* **DATA LINES**
____________________

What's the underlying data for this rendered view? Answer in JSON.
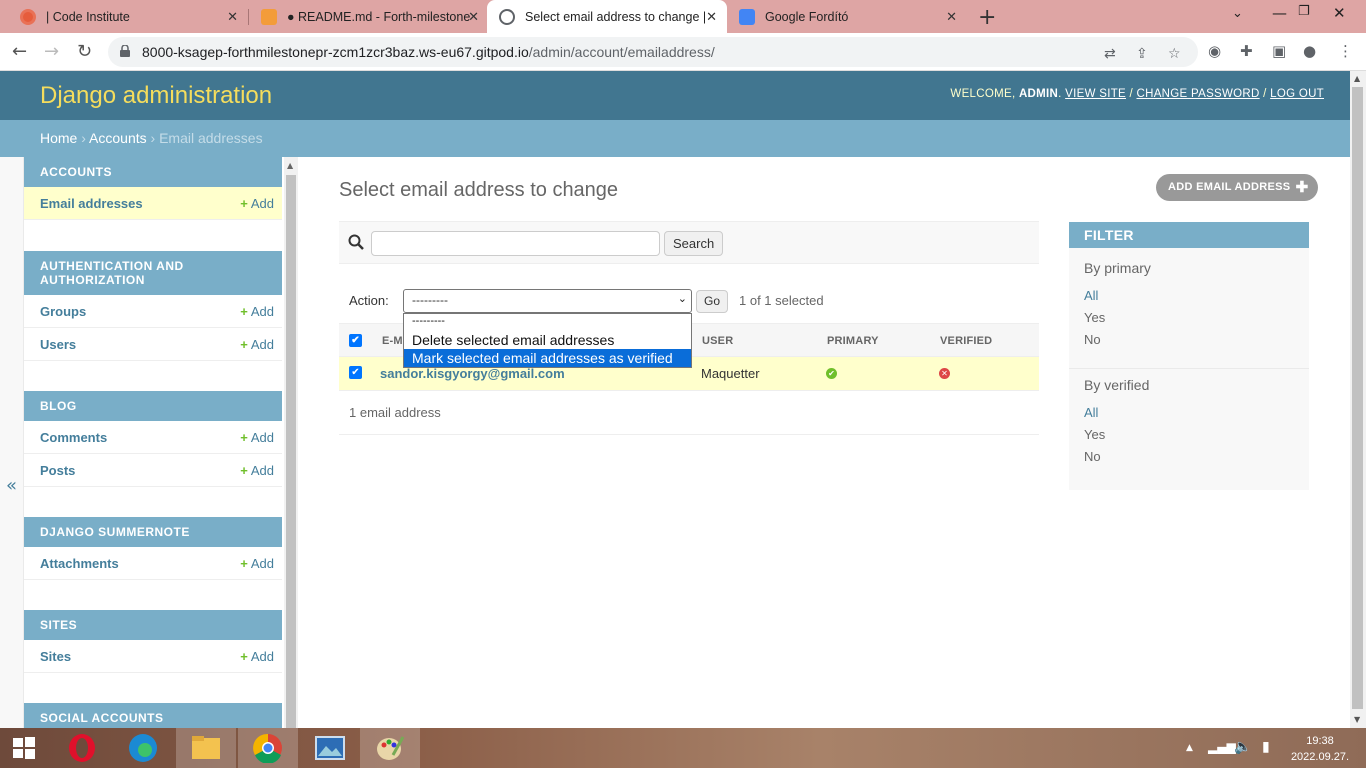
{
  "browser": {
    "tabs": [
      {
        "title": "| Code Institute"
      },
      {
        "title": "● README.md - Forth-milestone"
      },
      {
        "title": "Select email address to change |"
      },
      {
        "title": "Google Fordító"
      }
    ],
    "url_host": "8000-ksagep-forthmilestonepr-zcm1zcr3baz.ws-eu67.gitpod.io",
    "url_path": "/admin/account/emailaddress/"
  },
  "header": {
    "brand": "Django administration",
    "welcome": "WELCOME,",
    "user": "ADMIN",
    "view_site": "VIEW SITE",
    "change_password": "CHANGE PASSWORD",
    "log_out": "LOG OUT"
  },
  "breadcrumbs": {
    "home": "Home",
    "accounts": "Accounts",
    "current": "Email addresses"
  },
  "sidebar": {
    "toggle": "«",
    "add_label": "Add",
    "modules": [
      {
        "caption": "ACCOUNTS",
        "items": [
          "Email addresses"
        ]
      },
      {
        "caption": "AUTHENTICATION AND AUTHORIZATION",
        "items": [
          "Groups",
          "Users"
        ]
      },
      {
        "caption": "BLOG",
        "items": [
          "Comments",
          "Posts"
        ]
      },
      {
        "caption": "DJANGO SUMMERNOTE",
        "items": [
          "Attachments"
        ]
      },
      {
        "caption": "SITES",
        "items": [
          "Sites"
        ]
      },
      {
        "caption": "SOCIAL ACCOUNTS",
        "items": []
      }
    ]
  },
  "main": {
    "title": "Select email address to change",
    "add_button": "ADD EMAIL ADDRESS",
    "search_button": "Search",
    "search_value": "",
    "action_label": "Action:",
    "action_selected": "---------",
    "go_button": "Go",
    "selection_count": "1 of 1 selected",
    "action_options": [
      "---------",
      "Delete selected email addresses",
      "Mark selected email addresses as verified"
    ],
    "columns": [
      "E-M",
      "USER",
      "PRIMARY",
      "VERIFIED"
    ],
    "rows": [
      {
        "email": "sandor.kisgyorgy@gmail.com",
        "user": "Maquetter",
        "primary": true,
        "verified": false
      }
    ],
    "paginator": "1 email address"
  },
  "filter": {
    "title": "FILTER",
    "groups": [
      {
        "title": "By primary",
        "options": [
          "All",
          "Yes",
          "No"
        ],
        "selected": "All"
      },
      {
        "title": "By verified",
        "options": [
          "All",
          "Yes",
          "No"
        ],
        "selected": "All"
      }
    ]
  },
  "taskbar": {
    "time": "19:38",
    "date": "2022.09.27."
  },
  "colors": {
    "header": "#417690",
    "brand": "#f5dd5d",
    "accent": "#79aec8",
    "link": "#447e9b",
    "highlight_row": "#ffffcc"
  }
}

____________________

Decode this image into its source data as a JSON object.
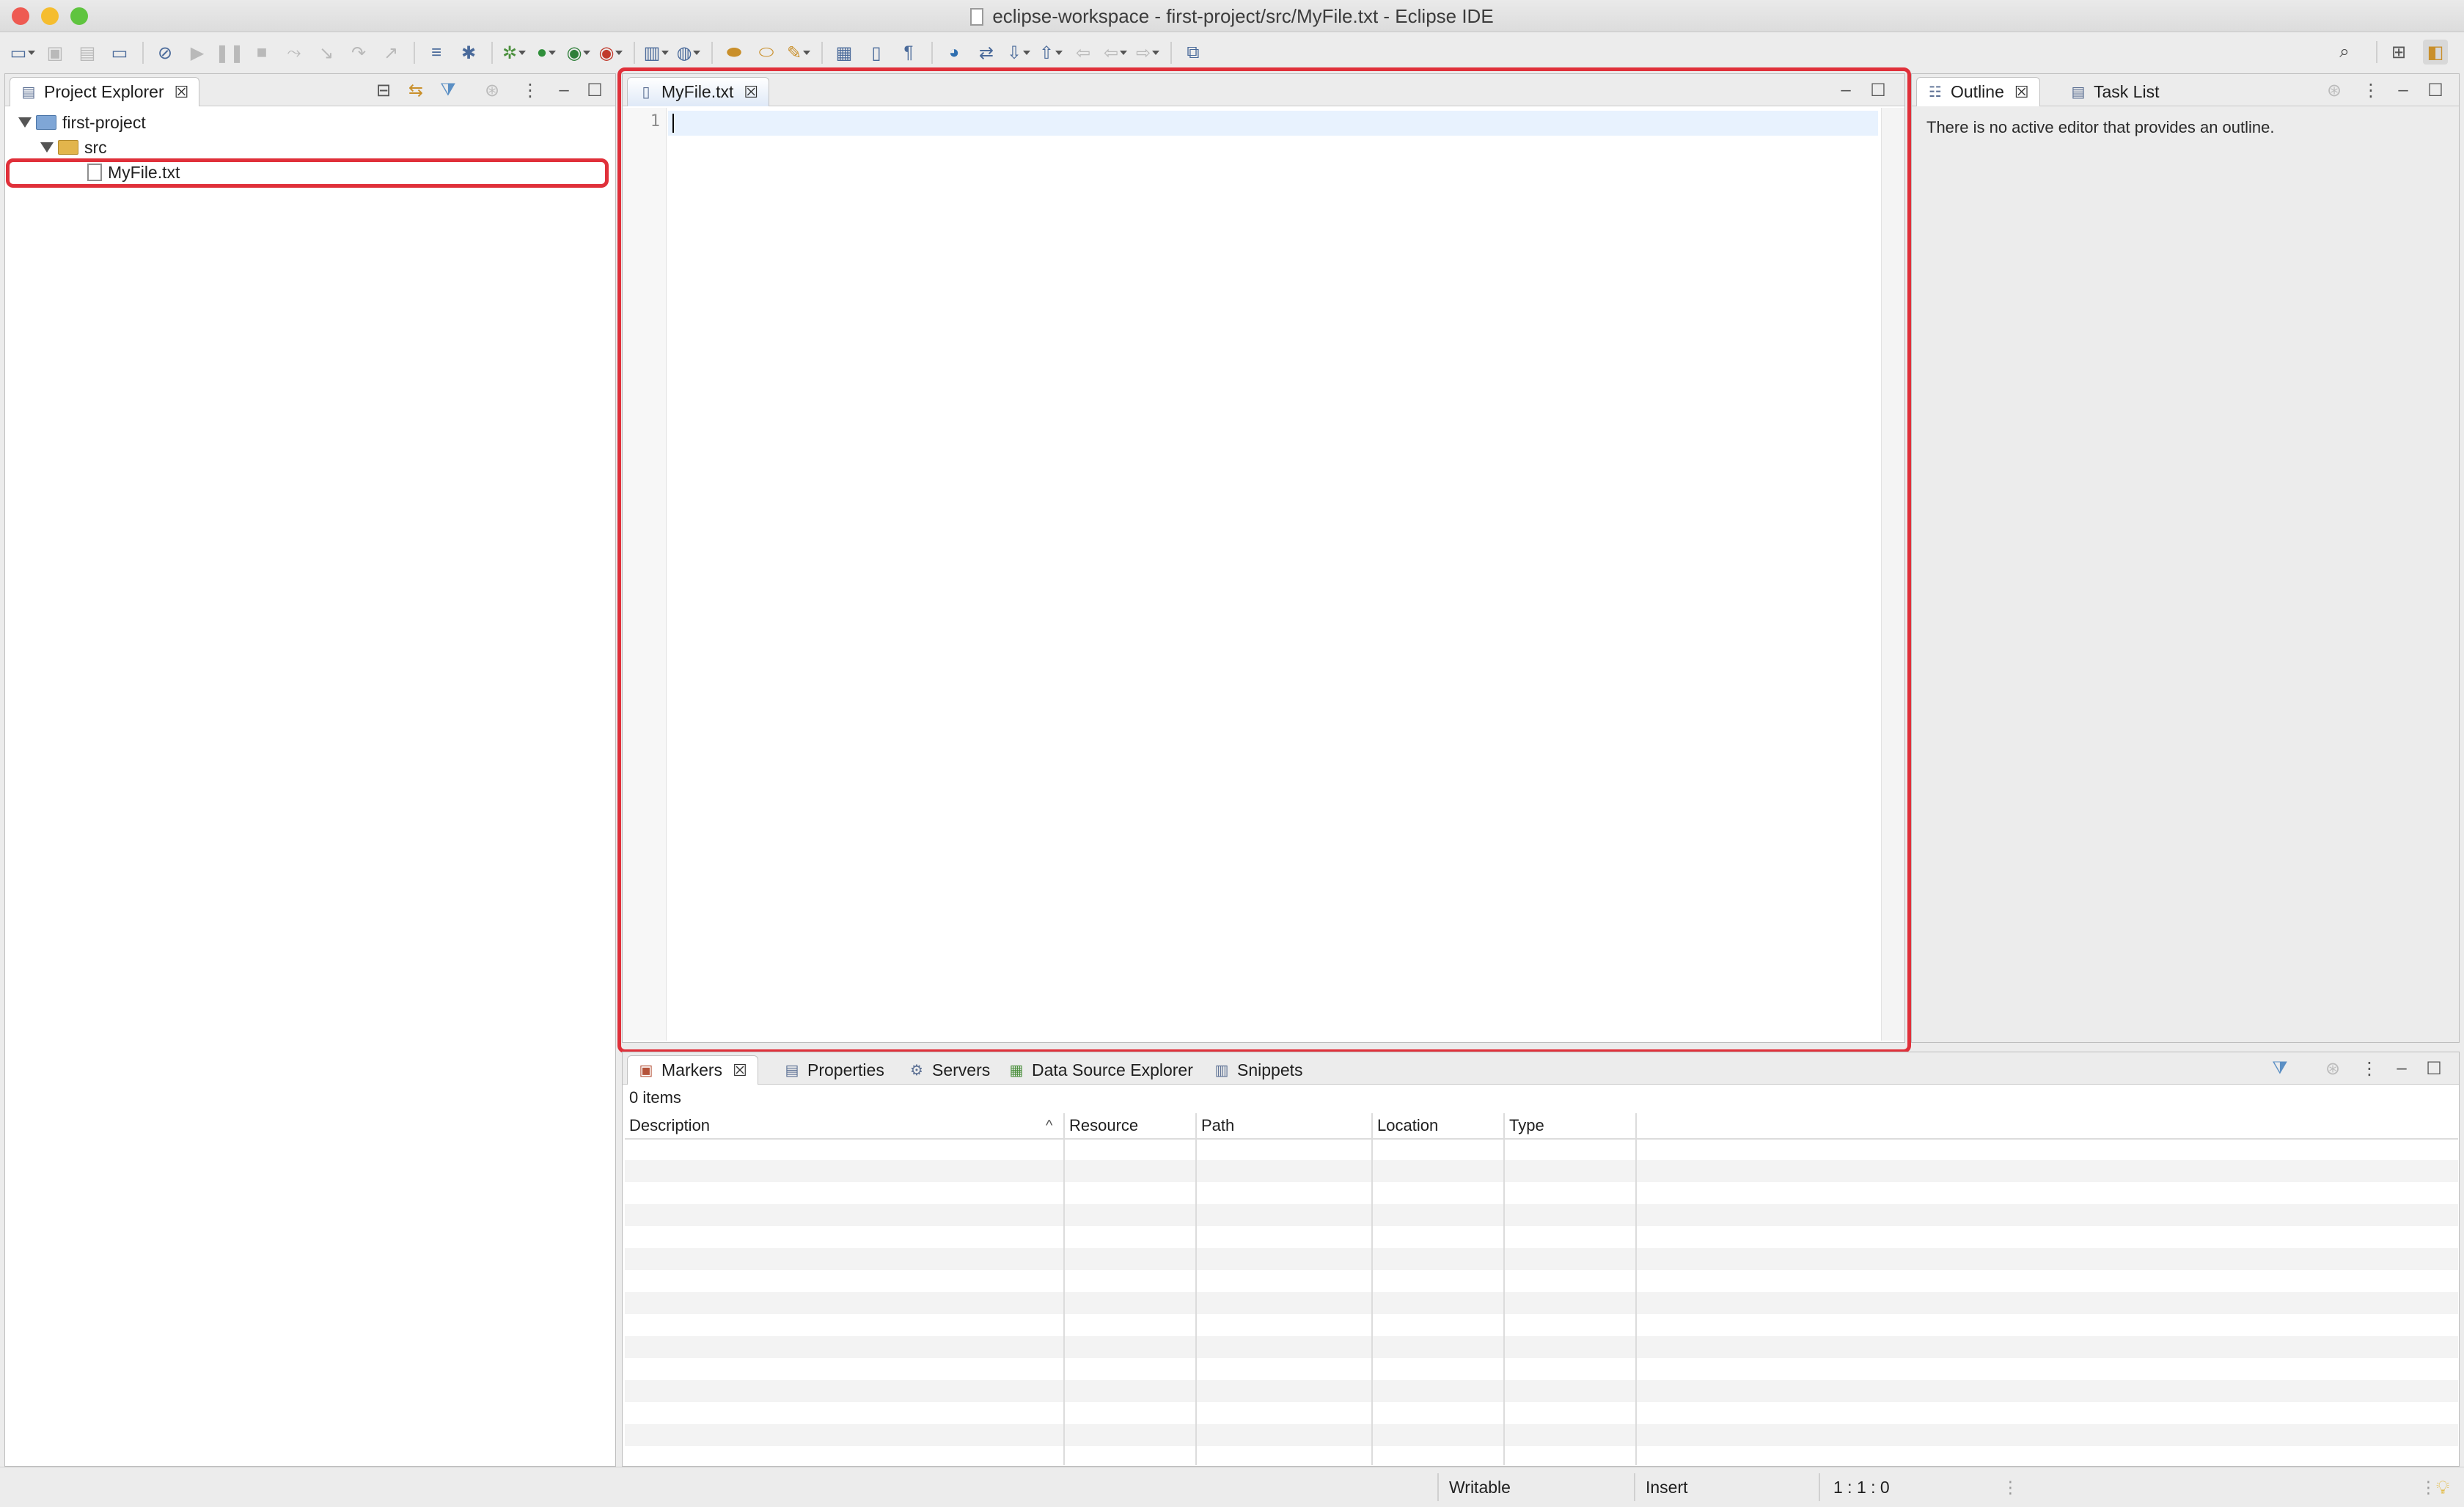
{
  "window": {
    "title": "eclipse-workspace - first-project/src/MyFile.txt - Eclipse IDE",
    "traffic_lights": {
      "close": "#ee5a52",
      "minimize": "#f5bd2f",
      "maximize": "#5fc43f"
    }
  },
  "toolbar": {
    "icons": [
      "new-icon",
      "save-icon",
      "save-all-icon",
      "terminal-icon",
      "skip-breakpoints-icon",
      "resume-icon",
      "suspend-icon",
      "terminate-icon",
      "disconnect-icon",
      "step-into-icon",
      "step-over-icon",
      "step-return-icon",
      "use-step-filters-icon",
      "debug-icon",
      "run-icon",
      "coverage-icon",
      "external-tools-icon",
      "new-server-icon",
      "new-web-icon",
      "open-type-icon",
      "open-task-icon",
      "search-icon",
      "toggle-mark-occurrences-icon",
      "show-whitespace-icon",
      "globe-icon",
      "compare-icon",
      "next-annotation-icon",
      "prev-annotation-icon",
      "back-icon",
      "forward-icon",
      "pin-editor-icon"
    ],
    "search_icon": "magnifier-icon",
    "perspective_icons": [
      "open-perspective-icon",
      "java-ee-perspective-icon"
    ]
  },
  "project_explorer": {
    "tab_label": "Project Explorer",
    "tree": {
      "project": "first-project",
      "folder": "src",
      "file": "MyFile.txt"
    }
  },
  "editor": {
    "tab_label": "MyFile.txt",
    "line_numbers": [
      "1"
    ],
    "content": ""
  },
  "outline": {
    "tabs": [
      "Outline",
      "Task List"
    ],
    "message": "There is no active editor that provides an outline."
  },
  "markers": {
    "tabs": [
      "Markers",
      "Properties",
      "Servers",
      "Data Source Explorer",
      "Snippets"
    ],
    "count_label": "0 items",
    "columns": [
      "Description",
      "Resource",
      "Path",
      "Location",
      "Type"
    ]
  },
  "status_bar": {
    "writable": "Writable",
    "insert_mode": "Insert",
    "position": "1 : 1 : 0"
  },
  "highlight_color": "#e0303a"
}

____________________

* **SHORT EXERCISE**
Your answer should be a single number: the count of lines in the entries that contain the word "addresses".

* **CORRECT ANSWER**
4